Written exercise – Report the number of lines containing "values", with no other words.

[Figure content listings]

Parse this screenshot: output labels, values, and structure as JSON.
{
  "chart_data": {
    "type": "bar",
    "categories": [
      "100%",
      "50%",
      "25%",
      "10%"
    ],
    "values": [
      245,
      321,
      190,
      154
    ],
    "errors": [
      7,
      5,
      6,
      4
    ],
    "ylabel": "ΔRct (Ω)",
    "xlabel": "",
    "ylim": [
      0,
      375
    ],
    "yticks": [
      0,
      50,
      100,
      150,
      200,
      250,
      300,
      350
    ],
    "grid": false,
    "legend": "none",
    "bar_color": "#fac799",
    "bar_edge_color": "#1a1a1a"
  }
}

Written answer – 2